STORED DATA =
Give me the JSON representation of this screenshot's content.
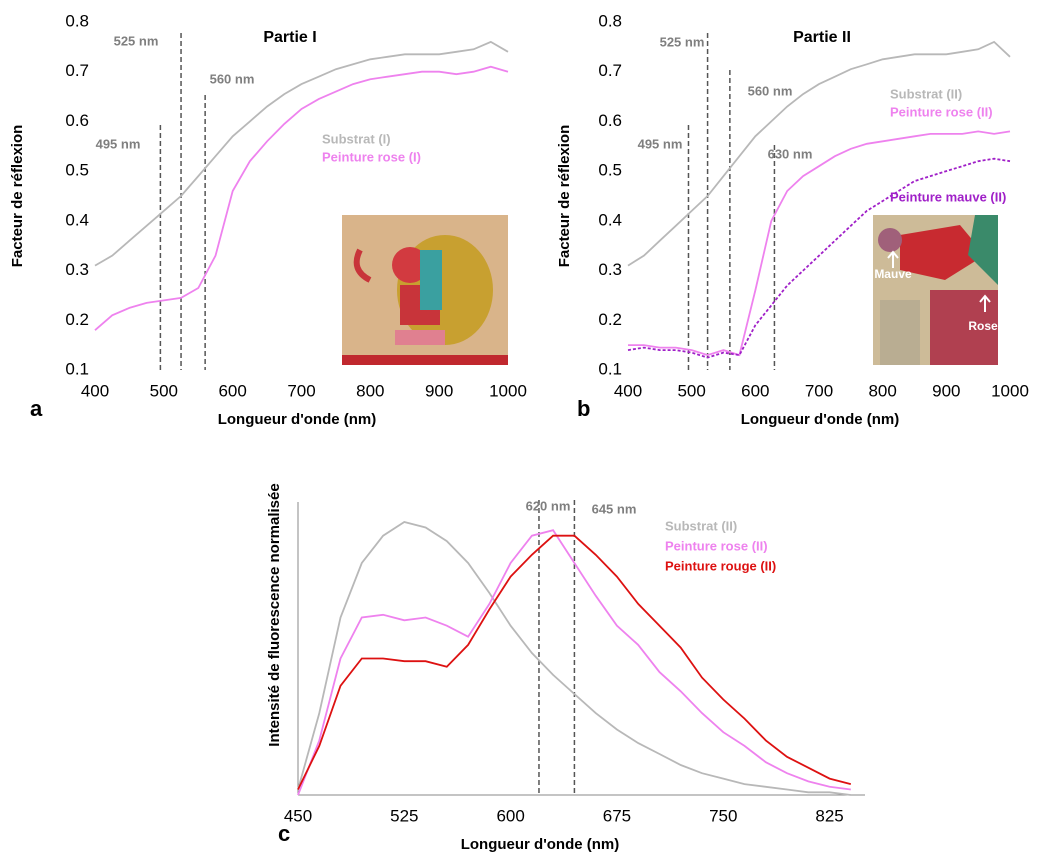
{
  "chart_data": [
    {
      "type": "line",
      "panel": "a",
      "title": "Partie I",
      "xlabel": "Longueur d'onde (nm)",
      "ylabel": "Facteur de réflexion",
      "x": [
        400,
        425,
        450,
        475,
        500,
        525,
        550,
        575,
        600,
        625,
        650,
        675,
        700,
        725,
        750,
        775,
        800,
        825,
        850,
        875,
        900,
        925,
        950,
        975,
        1000
      ],
      "xlim": [
        400,
        1000
      ],
      "xticks": [
        400,
        500,
        600,
        700,
        800,
        900,
        1000
      ],
      "ylim": [
        0.1,
        0.8
      ],
      "yticks": [
        0.1,
        0.2,
        0.3,
        0.4,
        0.5,
        0.6,
        0.7,
        0.8
      ],
      "series": [
        {
          "name": "Substrat (I)",
          "color": "#b8b8b8",
          "values": [
            0.31,
            0.33,
            0.36,
            0.39,
            0.42,
            0.45,
            0.49,
            0.53,
            0.57,
            0.6,
            0.63,
            0.655,
            0.675,
            0.69,
            0.705,
            0.715,
            0.725,
            0.73,
            0.735,
            0.735,
            0.735,
            0.74,
            0.745,
            0.76,
            0.74
          ]
        },
        {
          "name": "Peinture rose  (I)",
          "color": "#ee82ee",
          "values": [
            0.18,
            0.21,
            0.225,
            0.235,
            0.24,
            0.245,
            0.265,
            0.33,
            0.46,
            0.52,
            0.56,
            0.595,
            0.625,
            0.645,
            0.66,
            0.675,
            0.685,
            0.69,
            0.695,
            0.7,
            0.7,
            0.695,
            0.7,
            0.71,
            0.7
          ]
        }
      ],
      "annotations": [
        {
          "x": 495,
          "label": "495 nm"
        },
        {
          "x": 525,
          "label": "525 nm"
        },
        {
          "x": 560,
          "label": "560 nm"
        }
      ]
    },
    {
      "type": "line",
      "panel": "b",
      "title": "Partie II",
      "xlabel": "Longueur d'onde (nm)",
      "ylabel": "Facteur de réflexion",
      "x": [
        400,
        425,
        450,
        475,
        500,
        525,
        550,
        575,
        600,
        625,
        650,
        675,
        700,
        725,
        750,
        775,
        800,
        825,
        850,
        875,
        900,
        925,
        950,
        975,
        1000
      ],
      "xlim": [
        400,
        1000
      ],
      "xticks": [
        400,
        500,
        600,
        700,
        800,
        900,
        1000
      ],
      "ylim": [
        0.1,
        0.8
      ],
      "yticks": [
        0.1,
        0.2,
        0.3,
        0.4,
        0.5,
        0.6,
        0.7,
        0.8
      ],
      "series": [
        {
          "name": "Substrat (II)",
          "color": "#b8b8b8",
          "values": [
            0.31,
            0.33,
            0.36,
            0.39,
            0.42,
            0.45,
            0.49,
            0.53,
            0.57,
            0.6,
            0.63,
            0.655,
            0.675,
            0.69,
            0.705,
            0.715,
            0.725,
            0.73,
            0.735,
            0.735,
            0.735,
            0.74,
            0.745,
            0.76,
            0.73
          ]
        },
        {
          "name": "Peinture rose  (II)",
          "color": "#ee82ee",
          "values": [
            0.15,
            0.15,
            0.145,
            0.145,
            0.14,
            0.13,
            0.14,
            0.13,
            0.26,
            0.4,
            0.46,
            0.49,
            0.51,
            0.53,
            0.545,
            0.555,
            0.56,
            0.565,
            0.57,
            0.575,
            0.575,
            0.575,
            0.58,
            0.575,
            0.58
          ]
        },
        {
          "name": "Peinture mauve (II)",
          "color": "#a020c8",
          "dashed": true,
          "values": [
            0.14,
            0.145,
            0.14,
            0.14,
            0.135,
            0.125,
            0.135,
            0.13,
            0.19,
            0.23,
            0.27,
            0.3,
            0.33,
            0.36,
            0.39,
            0.42,
            0.44,
            0.46,
            0.48,
            0.49,
            0.5,
            0.51,
            0.52,
            0.525,
            0.52
          ]
        }
      ],
      "annotations": [
        {
          "x": 495,
          "label": "495 nm"
        },
        {
          "x": 525,
          "label": "525 nm"
        },
        {
          "x": 560,
          "label": "560 nm"
        },
        {
          "x": 630,
          "label": "630 nm"
        }
      ],
      "inset_labels": [
        "Mauve",
        "Rose"
      ]
    },
    {
      "type": "line",
      "panel": "c",
      "xlabel": "Longueur d'onde (nm)",
      "ylabel": "Intensité de fluorescence normalisée",
      "x": [
        450,
        465,
        480,
        495,
        510,
        525,
        540,
        555,
        570,
        585,
        600,
        615,
        630,
        645,
        660,
        675,
        690,
        705,
        720,
        735,
        750,
        765,
        780,
        795,
        810,
        825,
        840
      ],
      "xlim": [
        450,
        850
      ],
      "xticks": [
        450,
        525,
        600,
        675,
        750,
        825
      ],
      "ylim": [
        0,
        1
      ],
      "series": [
        {
          "name": "Substrat (II)",
          "color": "#b8b8b8",
          "values": [
            0.02,
            0.3,
            0.65,
            0.85,
            0.95,
            1.0,
            0.98,
            0.93,
            0.85,
            0.74,
            0.62,
            0.52,
            0.44,
            0.37,
            0.3,
            0.24,
            0.19,
            0.15,
            0.11,
            0.08,
            0.06,
            0.04,
            0.03,
            0.02,
            0.01,
            0.01,
            0.0
          ]
        },
        {
          "name": "Peinture rose  (II)",
          "color": "#ee82ee",
          "values": [
            0.0,
            0.2,
            0.5,
            0.65,
            0.66,
            0.64,
            0.65,
            0.62,
            0.58,
            0.7,
            0.85,
            0.95,
            0.97,
            0.85,
            0.73,
            0.62,
            0.55,
            0.45,
            0.38,
            0.3,
            0.23,
            0.18,
            0.12,
            0.08,
            0.05,
            0.03,
            0.02
          ]
        },
        {
          "name": "Peinture rouge (II)",
          "color": "#dd1111",
          "values": [
            0.02,
            0.18,
            0.4,
            0.5,
            0.5,
            0.49,
            0.49,
            0.47,
            0.55,
            0.68,
            0.8,
            0.88,
            0.95,
            0.95,
            0.88,
            0.8,
            0.7,
            0.62,
            0.54,
            0.43,
            0.35,
            0.28,
            0.2,
            0.14,
            0.1,
            0.06,
            0.04
          ]
        }
      ],
      "annotations": [
        {
          "x": 620,
          "label": "620 nm"
        },
        {
          "x": 645,
          "label": "645 nm"
        }
      ]
    }
  ]
}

STATED GOAL =
Any pictures should be dropped; transcribe the rest of the records above exactly.

EXERCISE ANSWER =
Give me the JSON representation of this screenshot's content.
{
  "chart_data": [
    {
      "type": "line",
      "panel": "a",
      "title": "Partie I",
      "xlabel": "Longueur d'onde (nm)",
      "ylabel": "Facteur de réflexion",
      "x": [
        400,
        425,
        450,
        475,
        500,
        525,
        550,
        575,
        600,
        625,
        650,
        675,
        700,
        725,
        750,
        775,
        800,
        825,
        850,
        875,
        900,
        925,
        950,
        975,
        1000
      ],
      "xlim": [
        400,
        1000
      ],
      "xticks": [
        400,
        500,
        600,
        700,
        800,
        900,
        1000
      ],
      "ylim": [
        0.1,
        0.8
      ],
      "yticks": [
        0.1,
        0.2,
        0.3,
        0.4,
        0.5,
        0.6,
        0.7,
        0.8
      ],
      "series": [
        {
          "name": "Substrat (I)",
          "color": "#b8b8b8",
          "values": [
            0.31,
            0.33,
            0.36,
            0.39,
            0.42,
            0.45,
            0.49,
            0.53,
            0.57,
            0.6,
            0.63,
            0.655,
            0.675,
            0.69,
            0.705,
            0.715,
            0.725,
            0.73,
            0.735,
            0.735,
            0.735,
            0.74,
            0.745,
            0.76,
            0.74
          ]
        },
        {
          "name": "Peinture rose  (I)",
          "color": "#ee82ee",
          "values": [
            0.18,
            0.21,
            0.225,
            0.235,
            0.24,
            0.245,
            0.265,
            0.33,
            0.46,
            0.52,
            0.56,
            0.595,
            0.625,
            0.645,
            0.66,
            0.675,
            0.685,
            0.69,
            0.695,
            0.7,
            0.7,
            0.695,
            0.7,
            0.71,
            0.7
          ]
        }
      ],
      "annotations": [
        {
          "x": 495,
          "label": "495 nm"
        },
        {
          "x": 525,
          "label": "525 nm"
        },
        {
          "x": 560,
          "label": "560 nm"
        }
      ]
    },
    {
      "type": "line",
      "panel": "b",
      "title": "Partie II",
      "xlabel": "Longueur d'onde (nm)",
      "ylabel": "Facteur de réflexion",
      "x": [
        400,
        425,
        450,
        475,
        500,
        525,
        550,
        575,
        600,
        625,
        650,
        675,
        700,
        725,
        750,
        775,
        800,
        825,
        850,
        875,
        900,
        925,
        950,
        975,
        1000
      ],
      "xlim": [
        400,
        1000
      ],
      "xticks": [
        400,
        500,
        600,
        700,
        800,
        900,
        1000
      ],
      "ylim": [
        0.1,
        0.8
      ],
      "yticks": [
        0.1,
        0.2,
        0.3,
        0.4,
        0.5,
        0.6,
        0.7,
        0.8
      ],
      "series": [
        {
          "name": "Substrat (II)",
          "color": "#b8b8b8",
          "values": [
            0.31,
            0.33,
            0.36,
            0.39,
            0.42,
            0.45,
            0.49,
            0.53,
            0.57,
            0.6,
            0.63,
            0.655,
            0.675,
            0.69,
            0.705,
            0.715,
            0.725,
            0.73,
            0.735,
            0.735,
            0.735,
            0.74,
            0.745,
            0.76,
            0.73
          ]
        },
        {
          "name": "Peinture rose  (II)",
          "color": "#ee82ee",
          "values": [
            0.15,
            0.15,
            0.145,
            0.145,
            0.14,
            0.13,
            0.14,
            0.13,
            0.26,
            0.4,
            0.46,
            0.49,
            0.51,
            0.53,
            0.545,
            0.555,
            0.56,
            0.565,
            0.57,
            0.575,
            0.575,
            0.575,
            0.58,
            0.575,
            0.58
          ]
        },
        {
          "name": "Peinture mauve (II)",
          "color": "#a020c8",
          "dashed": true,
          "values": [
            0.14,
            0.145,
            0.14,
            0.14,
            0.135,
            0.125,
            0.135,
            0.13,
            0.19,
            0.23,
            0.27,
            0.3,
            0.33,
            0.36,
            0.39,
            0.42,
            0.44,
            0.46,
            0.48,
            0.49,
            0.5,
            0.51,
            0.52,
            0.525,
            0.52
          ]
        }
      ],
      "annotations": [
        {
          "x": 495,
          "label": "495 nm"
        },
        {
          "x": 525,
          "label": "525 nm"
        },
        {
          "x": 560,
          "label": "560 nm"
        },
        {
          "x": 630,
          "label": "630 nm"
        }
      ],
      "inset_labels": [
        "Mauve",
        "Rose"
      ]
    },
    {
      "type": "line",
      "panel": "c",
      "xlabel": "Longueur d'onde (nm)",
      "ylabel": "Intensité de fluorescence normalisée",
      "x": [
        450,
        465,
        480,
        495,
        510,
        525,
        540,
        555,
        570,
        585,
        600,
        615,
        630,
        645,
        660,
        675,
        690,
        705,
        720,
        735,
        750,
        765,
        780,
        795,
        810,
        825,
        840
      ],
      "xlim": [
        450,
        850
      ],
      "xticks": [
        450,
        525,
        600,
        675,
        750,
        825
      ],
      "ylim": [
        0,
        1
      ],
      "series": [
        {
          "name": "Substrat (II)",
          "color": "#b8b8b8",
          "values": [
            0.02,
            0.3,
            0.65,
            0.85,
            0.95,
            1.0,
            0.98,
            0.93,
            0.85,
            0.74,
            0.62,
            0.52,
            0.44,
            0.37,
            0.3,
            0.24,
            0.19,
            0.15,
            0.11,
            0.08,
            0.06,
            0.04,
            0.03,
            0.02,
            0.01,
            0.01,
            0.0
          ]
        },
        {
          "name": "Peinture rose  (II)",
          "color": "#ee82ee",
          "values": [
            0.0,
            0.2,
            0.5,
            0.65,
            0.66,
            0.64,
            0.65,
            0.62,
            0.58,
            0.7,
            0.85,
            0.95,
            0.97,
            0.85,
            0.73,
            0.62,
            0.55,
            0.45,
            0.38,
            0.3,
            0.23,
            0.18,
            0.12,
            0.08,
            0.05,
            0.03,
            0.02
          ]
        },
        {
          "name": "Peinture rouge (II)",
          "color": "#dd1111",
          "values": [
            0.02,
            0.18,
            0.4,
            0.5,
            0.5,
            0.49,
            0.49,
            0.47,
            0.55,
            0.68,
            0.8,
            0.88,
            0.95,
            0.95,
            0.88,
            0.8,
            0.7,
            0.62,
            0.54,
            0.43,
            0.35,
            0.28,
            0.2,
            0.14,
            0.1,
            0.06,
            0.04
          ]
        }
      ],
      "annotations": [
        {
          "x": 620,
          "label": "620 nm"
        },
        {
          "x": 645,
          "label": "645 nm"
        }
      ]
    }
  ]
}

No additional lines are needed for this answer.